Search the listing for the string "cover" and copy every line that contains it.

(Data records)
+++

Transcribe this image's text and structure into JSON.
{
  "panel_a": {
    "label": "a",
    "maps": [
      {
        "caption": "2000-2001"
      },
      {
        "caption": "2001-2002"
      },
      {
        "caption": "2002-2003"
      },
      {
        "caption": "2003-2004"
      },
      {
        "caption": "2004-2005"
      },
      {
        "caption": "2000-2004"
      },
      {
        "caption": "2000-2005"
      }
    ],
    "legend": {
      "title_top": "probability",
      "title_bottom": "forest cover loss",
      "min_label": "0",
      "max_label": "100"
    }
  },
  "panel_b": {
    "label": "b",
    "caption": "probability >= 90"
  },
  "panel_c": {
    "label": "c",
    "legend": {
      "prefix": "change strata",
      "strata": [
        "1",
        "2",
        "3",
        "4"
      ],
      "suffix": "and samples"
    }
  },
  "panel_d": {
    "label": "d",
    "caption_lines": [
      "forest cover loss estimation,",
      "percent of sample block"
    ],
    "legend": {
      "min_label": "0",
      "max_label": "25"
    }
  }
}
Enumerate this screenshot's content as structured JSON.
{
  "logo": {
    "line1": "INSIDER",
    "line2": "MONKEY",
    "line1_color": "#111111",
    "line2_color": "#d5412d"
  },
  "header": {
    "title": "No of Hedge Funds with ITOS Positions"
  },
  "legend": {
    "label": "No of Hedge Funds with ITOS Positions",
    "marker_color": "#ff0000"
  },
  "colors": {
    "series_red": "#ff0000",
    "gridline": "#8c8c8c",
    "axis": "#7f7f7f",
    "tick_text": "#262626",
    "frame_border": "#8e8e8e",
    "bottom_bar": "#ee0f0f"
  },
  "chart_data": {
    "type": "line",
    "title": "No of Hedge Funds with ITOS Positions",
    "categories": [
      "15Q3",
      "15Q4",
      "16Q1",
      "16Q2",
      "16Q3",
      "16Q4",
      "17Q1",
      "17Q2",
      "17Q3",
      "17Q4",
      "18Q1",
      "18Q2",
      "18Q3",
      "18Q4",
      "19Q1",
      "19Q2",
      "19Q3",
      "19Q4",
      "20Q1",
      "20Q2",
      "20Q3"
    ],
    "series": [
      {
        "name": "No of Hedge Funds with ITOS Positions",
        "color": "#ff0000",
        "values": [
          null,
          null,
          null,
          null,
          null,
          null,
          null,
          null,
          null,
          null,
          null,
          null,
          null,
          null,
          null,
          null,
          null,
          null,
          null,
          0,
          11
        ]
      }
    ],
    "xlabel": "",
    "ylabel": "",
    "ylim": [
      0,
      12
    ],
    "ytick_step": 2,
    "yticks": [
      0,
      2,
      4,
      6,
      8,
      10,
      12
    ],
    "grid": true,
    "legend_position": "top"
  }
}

+++

#### WRITTEN SOLUTION
      "title_bottom": "forest cover loss",
      "forest cover loss estimation,",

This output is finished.